┌──
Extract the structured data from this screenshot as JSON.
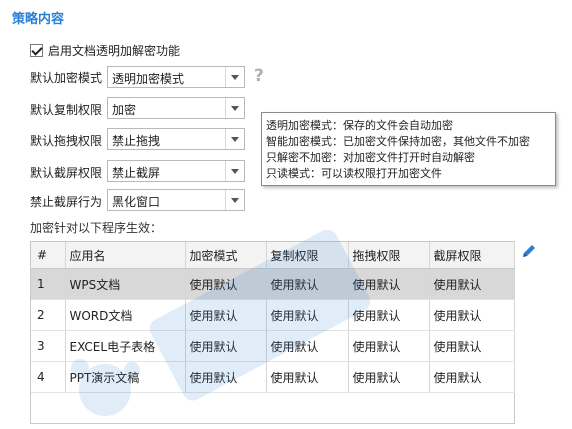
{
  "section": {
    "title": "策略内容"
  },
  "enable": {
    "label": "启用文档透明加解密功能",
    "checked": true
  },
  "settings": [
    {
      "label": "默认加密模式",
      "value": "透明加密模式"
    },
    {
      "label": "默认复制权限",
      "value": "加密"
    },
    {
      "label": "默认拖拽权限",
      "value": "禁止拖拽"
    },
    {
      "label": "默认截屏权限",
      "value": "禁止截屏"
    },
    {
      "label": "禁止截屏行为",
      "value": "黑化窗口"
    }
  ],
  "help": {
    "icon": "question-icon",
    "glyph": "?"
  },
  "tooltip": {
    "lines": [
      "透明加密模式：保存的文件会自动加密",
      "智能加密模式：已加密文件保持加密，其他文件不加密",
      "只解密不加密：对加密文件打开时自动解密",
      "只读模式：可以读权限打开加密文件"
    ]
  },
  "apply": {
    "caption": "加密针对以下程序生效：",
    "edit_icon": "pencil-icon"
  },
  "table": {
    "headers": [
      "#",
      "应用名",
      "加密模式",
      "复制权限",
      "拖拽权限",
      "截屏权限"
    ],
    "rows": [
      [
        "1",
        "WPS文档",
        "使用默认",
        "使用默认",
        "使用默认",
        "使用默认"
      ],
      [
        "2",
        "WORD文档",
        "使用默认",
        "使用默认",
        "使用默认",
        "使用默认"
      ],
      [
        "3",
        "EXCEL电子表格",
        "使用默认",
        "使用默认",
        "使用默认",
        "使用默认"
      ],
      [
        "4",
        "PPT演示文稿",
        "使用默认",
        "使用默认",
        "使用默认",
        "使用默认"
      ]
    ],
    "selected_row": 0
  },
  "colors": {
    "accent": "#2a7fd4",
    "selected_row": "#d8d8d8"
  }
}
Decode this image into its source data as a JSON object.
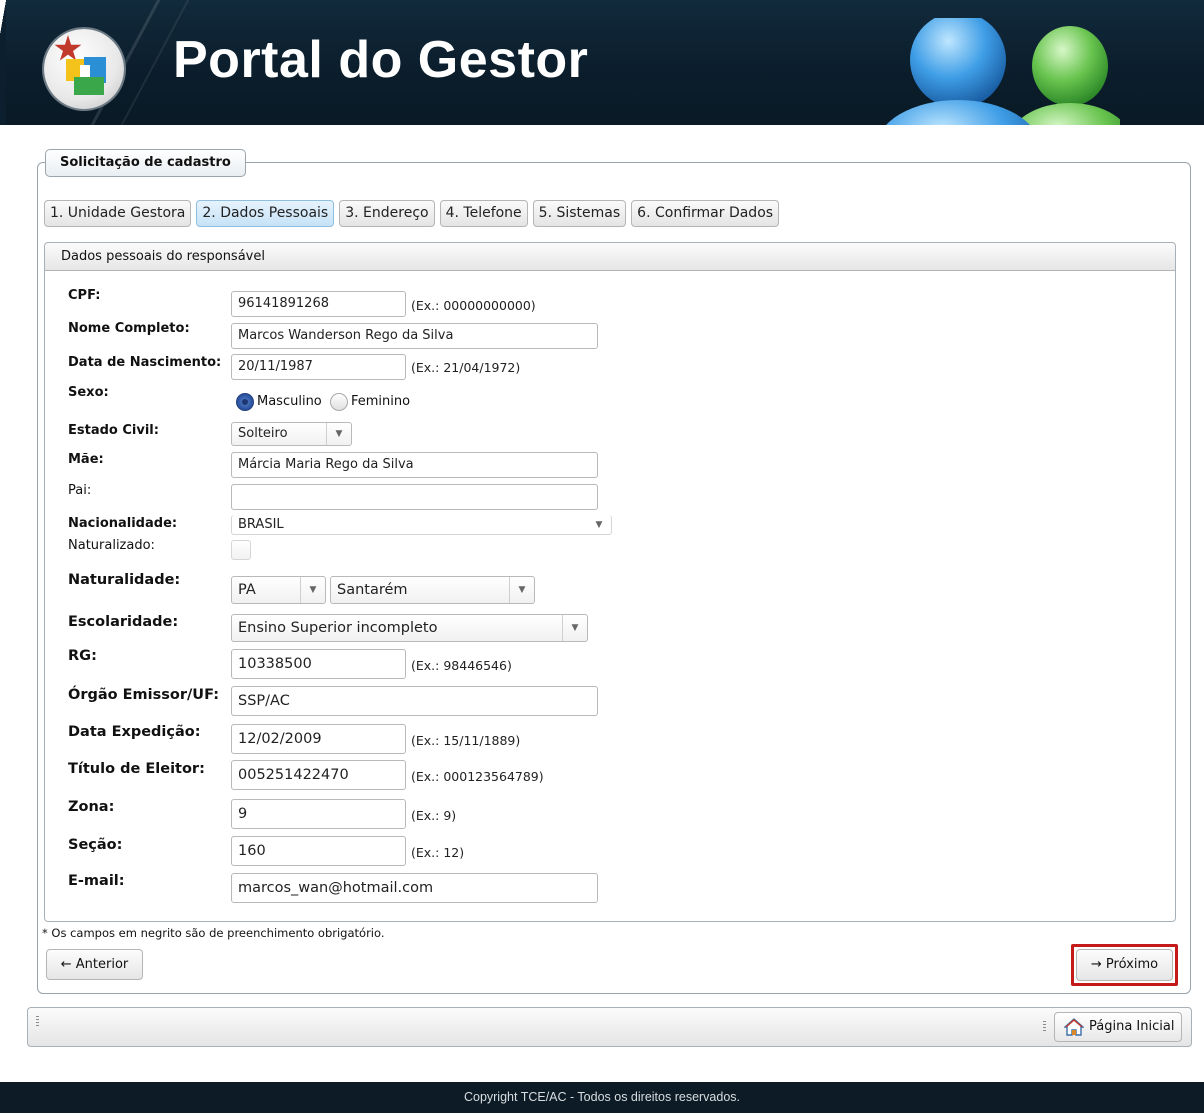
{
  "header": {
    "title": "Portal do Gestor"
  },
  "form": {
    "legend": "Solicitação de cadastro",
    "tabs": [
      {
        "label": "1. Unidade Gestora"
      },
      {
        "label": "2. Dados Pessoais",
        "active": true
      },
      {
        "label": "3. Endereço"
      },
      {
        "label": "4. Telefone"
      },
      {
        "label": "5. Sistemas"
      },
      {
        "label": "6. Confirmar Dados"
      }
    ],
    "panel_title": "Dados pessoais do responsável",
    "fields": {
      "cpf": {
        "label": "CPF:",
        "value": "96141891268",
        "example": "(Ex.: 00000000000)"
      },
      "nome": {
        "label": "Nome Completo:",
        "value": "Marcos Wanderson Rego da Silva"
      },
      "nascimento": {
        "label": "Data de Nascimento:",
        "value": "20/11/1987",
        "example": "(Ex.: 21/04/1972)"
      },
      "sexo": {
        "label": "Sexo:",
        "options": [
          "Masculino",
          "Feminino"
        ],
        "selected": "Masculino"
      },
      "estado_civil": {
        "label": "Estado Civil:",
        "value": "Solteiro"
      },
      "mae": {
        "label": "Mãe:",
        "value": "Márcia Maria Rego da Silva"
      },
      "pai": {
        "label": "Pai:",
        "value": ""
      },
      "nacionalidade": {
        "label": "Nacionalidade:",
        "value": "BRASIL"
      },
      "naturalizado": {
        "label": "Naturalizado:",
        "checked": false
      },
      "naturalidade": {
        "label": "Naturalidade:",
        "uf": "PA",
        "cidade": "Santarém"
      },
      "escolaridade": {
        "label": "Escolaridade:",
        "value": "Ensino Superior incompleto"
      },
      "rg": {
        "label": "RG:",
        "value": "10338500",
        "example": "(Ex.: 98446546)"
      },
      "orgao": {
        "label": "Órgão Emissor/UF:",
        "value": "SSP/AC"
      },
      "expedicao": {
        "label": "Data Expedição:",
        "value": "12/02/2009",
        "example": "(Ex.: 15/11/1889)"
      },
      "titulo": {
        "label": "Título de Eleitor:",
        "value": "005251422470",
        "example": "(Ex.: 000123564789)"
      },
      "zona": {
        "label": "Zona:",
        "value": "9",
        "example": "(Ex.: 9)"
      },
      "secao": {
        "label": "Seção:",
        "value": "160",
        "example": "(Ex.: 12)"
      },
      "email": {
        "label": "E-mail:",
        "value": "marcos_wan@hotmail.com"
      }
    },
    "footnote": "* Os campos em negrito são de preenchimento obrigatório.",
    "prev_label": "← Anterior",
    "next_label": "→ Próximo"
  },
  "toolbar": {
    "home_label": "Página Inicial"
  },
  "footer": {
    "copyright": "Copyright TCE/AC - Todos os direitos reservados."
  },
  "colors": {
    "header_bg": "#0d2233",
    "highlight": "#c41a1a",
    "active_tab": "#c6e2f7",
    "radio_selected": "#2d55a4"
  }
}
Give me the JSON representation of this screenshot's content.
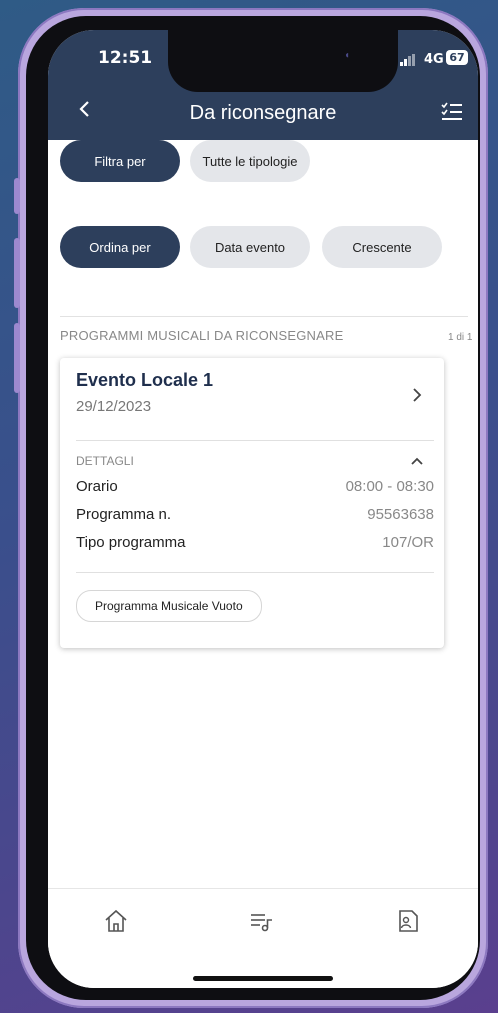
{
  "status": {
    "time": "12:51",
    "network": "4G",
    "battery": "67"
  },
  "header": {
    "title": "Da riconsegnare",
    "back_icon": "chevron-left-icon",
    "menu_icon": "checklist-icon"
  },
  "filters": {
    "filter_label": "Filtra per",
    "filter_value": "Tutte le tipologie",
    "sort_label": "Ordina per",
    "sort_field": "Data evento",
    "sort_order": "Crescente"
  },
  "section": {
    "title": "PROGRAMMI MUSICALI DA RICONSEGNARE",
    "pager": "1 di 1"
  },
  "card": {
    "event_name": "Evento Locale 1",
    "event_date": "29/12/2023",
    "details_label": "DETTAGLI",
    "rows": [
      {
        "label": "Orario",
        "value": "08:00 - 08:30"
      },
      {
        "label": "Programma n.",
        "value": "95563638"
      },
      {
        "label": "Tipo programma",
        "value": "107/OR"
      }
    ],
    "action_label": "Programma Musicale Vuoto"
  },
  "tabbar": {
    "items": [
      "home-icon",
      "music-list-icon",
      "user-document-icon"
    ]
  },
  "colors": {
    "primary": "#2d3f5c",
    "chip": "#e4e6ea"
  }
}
└──
Problem description:
Locate "Give me the" in the entries above. Copy, exactly and only, the lines from that line to the end, leaving out the pictures.

Complete answer:
Give me the JSON representation of this screenshot's content.
{
  "status": {
    "time": "12:51",
    "network": "4G",
    "battery": "67"
  },
  "header": {
    "title": "Da riconsegnare",
    "back_icon": "chevron-left-icon",
    "menu_icon": "checklist-icon"
  },
  "filters": {
    "filter_label": "Filtra per",
    "filter_value": "Tutte le tipologie",
    "sort_label": "Ordina per",
    "sort_field": "Data evento",
    "sort_order": "Crescente"
  },
  "section": {
    "title": "PROGRAMMI MUSICALI DA RICONSEGNARE",
    "pager": "1 di 1"
  },
  "card": {
    "event_name": "Evento Locale 1",
    "event_date": "29/12/2023",
    "details_label": "DETTAGLI",
    "rows": [
      {
        "label": "Orario",
        "value": "08:00 - 08:30"
      },
      {
        "label": "Programma n.",
        "value": "95563638"
      },
      {
        "label": "Tipo programma",
        "value": "107/OR"
      }
    ],
    "action_label": "Programma Musicale Vuoto"
  },
  "tabbar": {
    "items": [
      "home-icon",
      "music-list-icon",
      "user-document-icon"
    ]
  },
  "colors": {
    "primary": "#2d3f5c",
    "chip": "#e4e6ea"
  }
}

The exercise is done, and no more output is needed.